* EXERCISE GOAL
Copy everything in the listing below word for word, apart from any images.

+++ SOURCE RECORDS

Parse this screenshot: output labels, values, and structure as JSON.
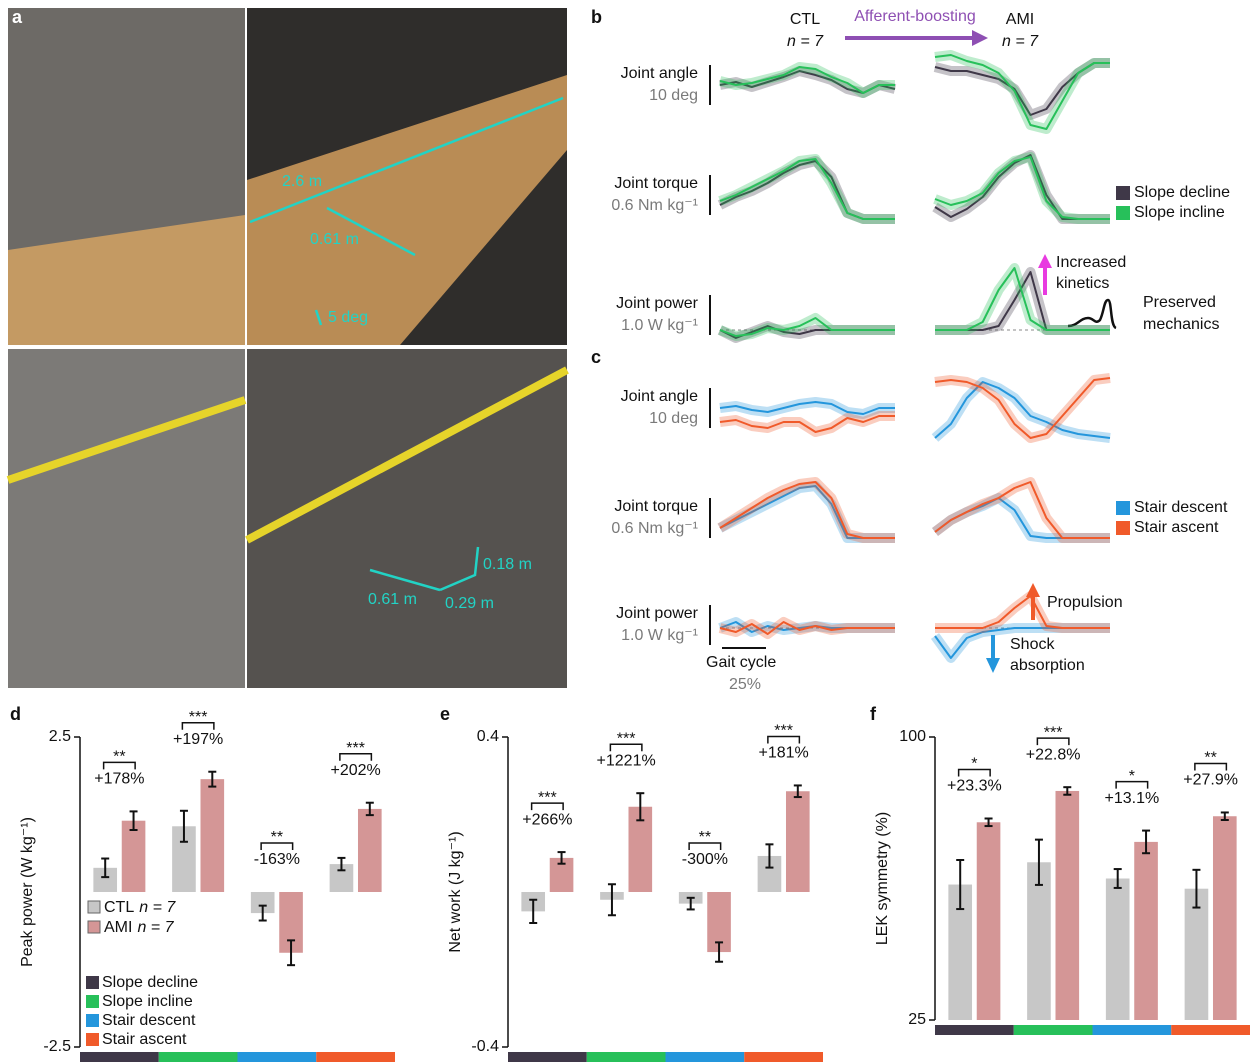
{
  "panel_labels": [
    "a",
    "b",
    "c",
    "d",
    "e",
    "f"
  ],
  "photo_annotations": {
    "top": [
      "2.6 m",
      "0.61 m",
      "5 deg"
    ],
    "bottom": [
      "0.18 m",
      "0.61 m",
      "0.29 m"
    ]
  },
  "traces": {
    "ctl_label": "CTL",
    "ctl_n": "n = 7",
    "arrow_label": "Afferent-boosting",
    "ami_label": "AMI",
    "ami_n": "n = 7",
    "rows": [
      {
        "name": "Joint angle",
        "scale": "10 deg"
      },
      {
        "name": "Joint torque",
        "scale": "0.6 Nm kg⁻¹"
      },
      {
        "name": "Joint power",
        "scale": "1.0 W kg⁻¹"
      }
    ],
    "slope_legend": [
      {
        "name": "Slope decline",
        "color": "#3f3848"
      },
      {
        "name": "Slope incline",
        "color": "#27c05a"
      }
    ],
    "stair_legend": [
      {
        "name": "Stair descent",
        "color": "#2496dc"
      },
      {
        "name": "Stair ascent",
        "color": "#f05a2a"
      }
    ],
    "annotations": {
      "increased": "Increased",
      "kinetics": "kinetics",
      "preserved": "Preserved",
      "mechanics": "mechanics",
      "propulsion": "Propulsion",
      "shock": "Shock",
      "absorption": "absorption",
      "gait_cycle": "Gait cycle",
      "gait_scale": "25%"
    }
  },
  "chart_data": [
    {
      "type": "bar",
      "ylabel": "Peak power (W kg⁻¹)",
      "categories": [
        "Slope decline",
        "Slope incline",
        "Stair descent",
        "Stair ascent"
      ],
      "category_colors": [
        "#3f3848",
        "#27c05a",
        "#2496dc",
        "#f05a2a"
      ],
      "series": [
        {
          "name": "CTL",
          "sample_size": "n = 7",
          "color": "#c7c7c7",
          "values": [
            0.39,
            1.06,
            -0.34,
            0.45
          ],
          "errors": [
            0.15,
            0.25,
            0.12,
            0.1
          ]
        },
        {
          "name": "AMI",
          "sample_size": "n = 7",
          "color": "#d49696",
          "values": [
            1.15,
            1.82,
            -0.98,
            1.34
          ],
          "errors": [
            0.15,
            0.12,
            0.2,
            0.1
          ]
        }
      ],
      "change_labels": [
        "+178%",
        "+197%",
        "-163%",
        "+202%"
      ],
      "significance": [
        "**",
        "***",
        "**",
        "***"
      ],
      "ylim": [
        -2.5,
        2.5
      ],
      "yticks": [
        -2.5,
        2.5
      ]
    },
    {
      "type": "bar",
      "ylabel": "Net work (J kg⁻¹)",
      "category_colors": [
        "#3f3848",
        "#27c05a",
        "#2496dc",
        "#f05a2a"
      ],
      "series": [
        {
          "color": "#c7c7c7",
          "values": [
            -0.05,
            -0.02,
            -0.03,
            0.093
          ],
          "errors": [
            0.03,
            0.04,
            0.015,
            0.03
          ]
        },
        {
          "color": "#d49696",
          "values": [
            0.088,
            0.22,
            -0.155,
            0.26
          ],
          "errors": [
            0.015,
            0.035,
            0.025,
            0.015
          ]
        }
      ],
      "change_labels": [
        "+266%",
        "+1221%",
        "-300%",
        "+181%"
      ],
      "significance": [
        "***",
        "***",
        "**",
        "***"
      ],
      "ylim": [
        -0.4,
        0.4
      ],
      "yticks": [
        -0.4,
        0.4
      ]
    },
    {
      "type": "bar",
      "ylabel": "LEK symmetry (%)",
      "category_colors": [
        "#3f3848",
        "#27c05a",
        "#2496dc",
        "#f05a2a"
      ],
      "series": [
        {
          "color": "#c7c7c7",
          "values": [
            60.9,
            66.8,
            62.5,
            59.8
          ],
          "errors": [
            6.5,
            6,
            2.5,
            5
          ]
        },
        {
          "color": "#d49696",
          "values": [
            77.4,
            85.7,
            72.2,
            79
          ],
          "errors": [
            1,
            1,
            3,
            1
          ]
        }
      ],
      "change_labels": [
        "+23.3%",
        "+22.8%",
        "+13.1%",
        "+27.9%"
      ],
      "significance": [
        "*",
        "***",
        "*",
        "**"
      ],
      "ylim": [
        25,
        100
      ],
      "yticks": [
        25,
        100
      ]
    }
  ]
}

++++++

* FULL ANSWER
Parse this screenshot: output labels, values, and structure as JSON.
{
  "panel_labels": [
    "a",
    "b",
    "c",
    "d",
    "e",
    "f"
  ],
  "photo_annotations": {
    "top": [
      "2.6 m",
      "0.61 m",
      "5 deg"
    ],
    "bottom": [
      "0.18 m",
      "0.61 m",
      "0.29 m"
    ]
  },
  "traces": {
    "ctl_label": "CTL",
    "ctl_n": "n = 7",
    "arrow_label": "Afferent-boosting",
    "ami_label": "AMI",
    "ami_n": "n = 7",
    "rows": [
      {
        "name": "Joint angle",
        "scale": "10 deg"
      },
      {
        "name": "Joint torque",
        "scale": "0.6 Nm kg⁻¹"
      },
      {
        "name": "Joint power",
        "scale": "1.0 W kg⁻¹"
      }
    ],
    "slope_legend": [
      {
        "name": "Slope decline",
        "color": "#3f3848"
      },
      {
        "name": "Slope incline",
        "color": "#27c05a"
      }
    ],
    "stair_legend": [
      {
        "name": "Stair descent",
        "color": "#2496dc"
      },
      {
        "name": "Stair ascent",
        "color": "#f05a2a"
      }
    ],
    "annotations": {
      "increased": "Increased",
      "kinetics": "kinetics",
      "preserved": "Preserved",
      "mechanics": "mechanics",
      "propulsion": "Propulsion",
      "shock": "Shock",
      "absorption": "absorption",
      "gait_cycle": "Gait cycle",
      "gait_scale": "25%"
    }
  },
  "chart_data": [
    {
      "type": "bar",
      "ylabel": "Peak power (W kg⁻¹)",
      "categories": [
        "Slope decline",
        "Slope incline",
        "Stair descent",
        "Stair ascent"
      ],
      "category_colors": [
        "#3f3848",
        "#27c05a",
        "#2496dc",
        "#f05a2a"
      ],
      "series": [
        {
          "name": "CTL",
          "sample_size": "n = 7",
          "color": "#c7c7c7",
          "values": [
            0.39,
            1.06,
            -0.34,
            0.45
          ],
          "errors": [
            0.15,
            0.25,
            0.12,
            0.1
          ]
        },
        {
          "name": "AMI",
          "sample_size": "n = 7",
          "color": "#d49696",
          "values": [
            1.15,
            1.82,
            -0.98,
            1.34
          ],
          "errors": [
            0.15,
            0.12,
            0.2,
            0.1
          ]
        }
      ],
      "change_labels": [
        "+178%",
        "+197%",
        "-163%",
        "+202%"
      ],
      "significance": [
        "**",
        "***",
        "**",
        "***"
      ],
      "ylim": [
        -2.5,
        2.5
      ],
      "yticks": [
        -2.5,
        2.5
      ]
    },
    {
      "type": "bar",
      "ylabel": "Net work (J kg⁻¹)",
      "category_colors": [
        "#3f3848",
        "#27c05a",
        "#2496dc",
        "#f05a2a"
      ],
      "series": [
        {
          "color": "#c7c7c7",
          "values": [
            -0.05,
            -0.02,
            -0.03,
            0.093
          ],
          "errors": [
            0.03,
            0.04,
            0.015,
            0.03
          ]
        },
        {
          "color": "#d49696",
          "values": [
            0.088,
            0.22,
            -0.155,
            0.26
          ],
          "errors": [
            0.015,
            0.035,
            0.025,
            0.015
          ]
        }
      ],
      "change_labels": [
        "+266%",
        "+1221%",
        "-300%",
        "+181%"
      ],
      "significance": [
        "***",
        "***",
        "**",
        "***"
      ],
      "ylim": [
        -0.4,
        0.4
      ],
      "yticks": [
        -0.4,
        0.4
      ]
    },
    {
      "type": "bar",
      "ylabel": "LEK symmetry (%)",
      "category_colors": [
        "#3f3848",
        "#27c05a",
        "#2496dc",
        "#f05a2a"
      ],
      "series": [
        {
          "color": "#c7c7c7",
          "values": [
            60.9,
            66.8,
            62.5,
            59.8
          ],
          "errors": [
            6.5,
            6,
            2.5,
            5
          ]
        },
        {
          "color": "#d49696",
          "values": [
            77.4,
            85.7,
            72.2,
            79
          ],
          "errors": [
            1,
            1,
            3,
            1
          ]
        }
      ],
      "change_labels": [
        "+23.3%",
        "+22.8%",
        "+13.1%",
        "+27.9%"
      ],
      "significance": [
        "*",
        "***",
        "*",
        "**"
      ],
      "ylim": [
        25,
        100
      ],
      "yticks": [
        25,
        100
      ]
    }
  ]
}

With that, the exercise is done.